Data excerpts
· · · ·

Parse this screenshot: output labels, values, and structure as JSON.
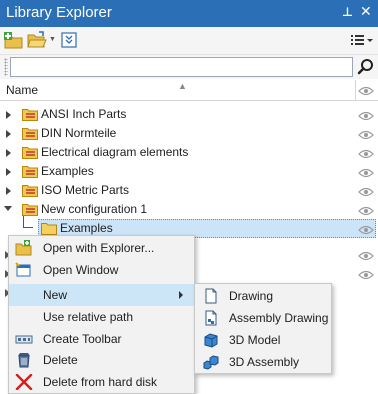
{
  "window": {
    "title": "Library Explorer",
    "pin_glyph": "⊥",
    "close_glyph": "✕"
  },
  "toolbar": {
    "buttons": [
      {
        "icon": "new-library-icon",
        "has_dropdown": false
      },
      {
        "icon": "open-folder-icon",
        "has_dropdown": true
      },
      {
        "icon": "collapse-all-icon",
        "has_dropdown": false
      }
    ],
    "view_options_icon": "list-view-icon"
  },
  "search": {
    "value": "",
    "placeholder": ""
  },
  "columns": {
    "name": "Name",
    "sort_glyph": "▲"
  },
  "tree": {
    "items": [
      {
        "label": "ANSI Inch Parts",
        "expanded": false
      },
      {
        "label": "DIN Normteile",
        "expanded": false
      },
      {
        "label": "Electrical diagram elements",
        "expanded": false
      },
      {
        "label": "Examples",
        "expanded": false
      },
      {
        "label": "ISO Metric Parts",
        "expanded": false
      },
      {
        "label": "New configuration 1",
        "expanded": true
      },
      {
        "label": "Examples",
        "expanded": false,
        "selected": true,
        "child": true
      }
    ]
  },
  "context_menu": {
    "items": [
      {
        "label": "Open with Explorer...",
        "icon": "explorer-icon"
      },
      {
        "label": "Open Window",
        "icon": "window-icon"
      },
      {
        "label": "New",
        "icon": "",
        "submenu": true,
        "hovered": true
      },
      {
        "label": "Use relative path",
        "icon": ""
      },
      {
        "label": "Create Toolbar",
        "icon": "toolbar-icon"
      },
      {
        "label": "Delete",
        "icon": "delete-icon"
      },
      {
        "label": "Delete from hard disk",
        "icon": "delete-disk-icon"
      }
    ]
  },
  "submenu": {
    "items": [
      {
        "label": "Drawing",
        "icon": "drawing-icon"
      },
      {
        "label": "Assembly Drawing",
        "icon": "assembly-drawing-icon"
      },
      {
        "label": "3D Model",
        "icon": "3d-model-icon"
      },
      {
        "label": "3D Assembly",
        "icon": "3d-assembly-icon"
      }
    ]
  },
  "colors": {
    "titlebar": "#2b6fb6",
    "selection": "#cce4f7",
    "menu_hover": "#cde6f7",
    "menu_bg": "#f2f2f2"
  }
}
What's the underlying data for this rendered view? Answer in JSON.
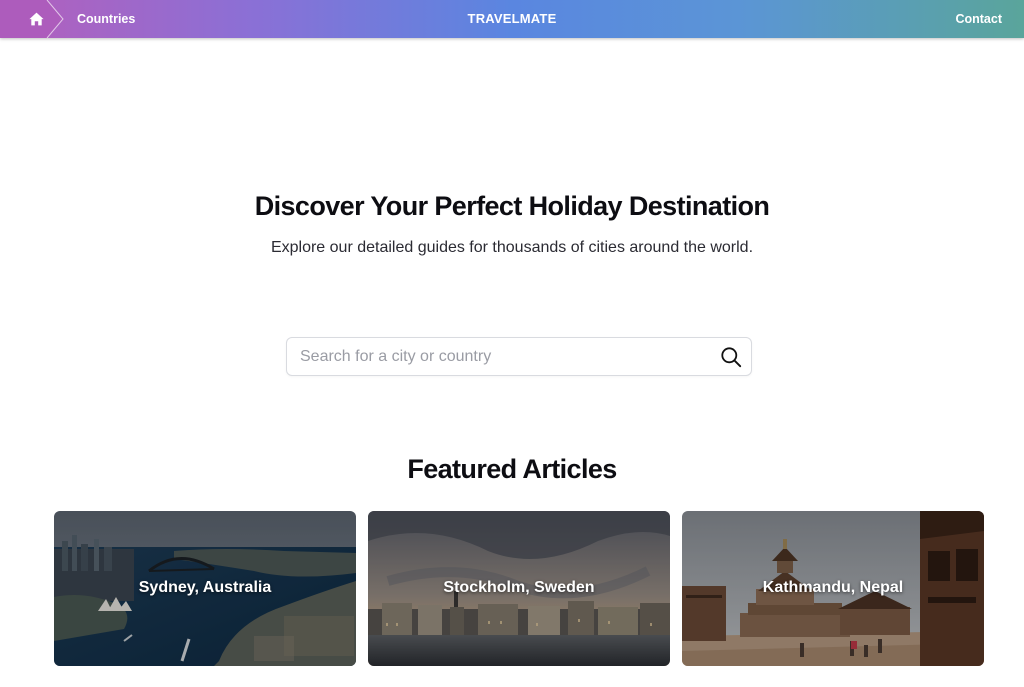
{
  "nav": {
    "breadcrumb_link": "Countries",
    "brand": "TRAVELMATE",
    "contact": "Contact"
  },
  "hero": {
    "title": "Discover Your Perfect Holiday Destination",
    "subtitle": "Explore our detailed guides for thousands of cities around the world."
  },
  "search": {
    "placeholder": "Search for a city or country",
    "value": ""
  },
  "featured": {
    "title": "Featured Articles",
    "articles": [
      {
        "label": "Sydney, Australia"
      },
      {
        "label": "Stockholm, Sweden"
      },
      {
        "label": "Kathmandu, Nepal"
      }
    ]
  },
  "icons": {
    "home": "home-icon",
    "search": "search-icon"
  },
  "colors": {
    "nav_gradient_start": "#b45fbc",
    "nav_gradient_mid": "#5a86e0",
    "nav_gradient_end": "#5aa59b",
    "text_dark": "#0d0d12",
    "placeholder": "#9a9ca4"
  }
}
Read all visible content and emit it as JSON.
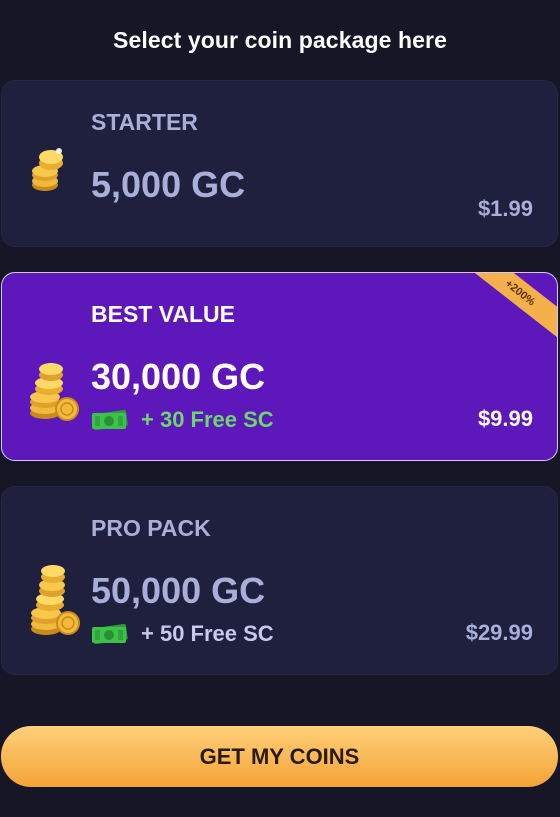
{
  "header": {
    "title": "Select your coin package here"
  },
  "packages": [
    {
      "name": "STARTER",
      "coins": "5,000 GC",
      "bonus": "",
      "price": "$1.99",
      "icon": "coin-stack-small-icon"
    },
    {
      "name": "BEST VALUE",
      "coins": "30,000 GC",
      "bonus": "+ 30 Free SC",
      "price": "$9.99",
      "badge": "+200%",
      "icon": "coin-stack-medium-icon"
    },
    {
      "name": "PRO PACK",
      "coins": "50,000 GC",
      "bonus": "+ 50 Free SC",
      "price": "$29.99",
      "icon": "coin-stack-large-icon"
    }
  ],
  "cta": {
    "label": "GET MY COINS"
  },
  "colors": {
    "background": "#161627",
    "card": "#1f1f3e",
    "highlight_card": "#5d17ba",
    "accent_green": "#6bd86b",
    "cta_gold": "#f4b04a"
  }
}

· · · ·

> **THE PROBLEM**
Reproduce all the records verbatim, excluding images.

> **SOLUTION**
Parse this screenshot: output labels, values, and structure as JSON.
{
  "window": {
    "title": "Library Explorer",
    "pin_glyph": "⊥",
    "close_glyph": "✕"
  },
  "toolbar": {
    "buttons": [
      {
        "icon": "new-library-icon",
        "has_dropdown": false
      },
      {
        "icon": "open-folder-icon",
        "has_dropdown": true
      },
      {
        "icon": "collapse-all-icon",
        "has_dropdown": false
      }
    ],
    "view_options_icon": "list-view-icon"
  },
  "search": {
    "value": "",
    "placeholder": ""
  },
  "columns": {
    "name": "Name",
    "sort_glyph": "▲"
  },
  "tree": {
    "items": [
      {
        "label": "ANSI Inch Parts",
        "expanded": false
      },
      {
        "label": "DIN Normteile",
        "expanded": false
      },
      {
        "label": "Electrical diagram elements",
        "expanded": false
      },
      {
        "label": "Examples",
        "expanded": false
      },
      {
        "label": "ISO Metric Parts",
        "expanded": false
      },
      {
        "label": "New configuration 1",
        "expanded": true
      },
      {
        "label": "Examples",
        "expanded": false,
        "selected": true,
        "child": true
      }
    ]
  },
  "context_menu": {
    "items": [
      {
        "label": "Open with Explorer...",
        "icon": "explorer-icon"
      },
      {
        "label": "Open Window",
        "icon": "window-icon"
      },
      {
        "label": "New",
        "icon": "",
        "submenu": true,
        "hovered": true
      },
      {
        "label": "Use relative path",
        "icon": ""
      },
      {
        "label": "Create Toolbar",
        "icon": "toolbar-icon"
      },
      {
        "label": "Delete",
        "icon": "delete-icon"
      },
      {
        "label": "Delete from hard disk",
        "icon": "delete-disk-icon"
      }
    ]
  },
  "submenu": {
    "items": [
      {
        "label": "Drawing",
        "icon": "drawing-icon"
      },
      {
        "label": "Assembly Drawing",
        "icon": "assembly-drawing-icon"
      },
      {
        "label": "3D Model",
        "icon": "3d-model-icon"
      },
      {
        "label": "3D Assembly",
        "icon": "3d-assembly-icon"
      }
    ]
  },
  "colors": {
    "titlebar": "#2b6fb6",
    "selection": "#cce4f7",
    "menu_hover": "#cde6f7",
    "menu_bg": "#f2f2f2"
  }
}
What's the underlying data for this rendered view? Answer in JSON.
{
  "nav": {
    "breadcrumb_link": "Countries",
    "brand": "TRAVELMATE",
    "contact": "Contact"
  },
  "hero": {
    "title": "Discover Your Perfect Holiday Destination",
    "subtitle": "Explore our detailed guides for thousands of cities around the world."
  },
  "search": {
    "placeholder": "Search for a city or country",
    "value": ""
  },
  "featured": {
    "title": "Featured Articles",
    "articles": [
      {
        "label": "Sydney, Australia"
      },
      {
        "label": "Stockholm, Sweden"
      },
      {
        "label": "Kathmandu, Nepal"
      }
    ]
  },
  "icons": {
    "home": "home-icon",
    "search": "search-icon"
  },
  "colors": {
    "nav_gradient_start": "#b45fbc",
    "nav_gradient_mid": "#5a86e0",
    "nav_gradient_end": "#5aa59b",
    "text_dark": "#0d0d12",
    "placeholder": "#9a9ca4"
  }
}
Read all visible content and emit it as JSON.
{
  "header": {
    "title": "Select your coin package here"
  },
  "packages": [
    {
      "name": "STARTER",
      "coins": "5,000 GC",
      "bonus": "",
      "price": "$1.99",
      "icon": "coin-stack-small-icon"
    },
    {
      "name": "BEST VALUE",
      "coins": "30,000 GC",
      "bonus": "+ 30 Free SC",
      "price": "$9.99",
      "badge": "+200%",
      "icon": "coin-stack-medium-icon"
    },
    {
      "name": "PRO PACK",
      "coins": "50,000 GC",
      "bonus": "+ 50 Free SC",
      "price": "$29.99",
      "icon": "coin-stack-large-icon"
    }
  ],
  "cta": {
    "label": "GET MY COINS"
  },
  "colors": {
    "background": "#161627",
    "card": "#1f1f3e",
    "highlight_card": "#5d17ba",
    "accent_green": "#6bd86b",
    "cta_gold": "#f4b04a"
  }
}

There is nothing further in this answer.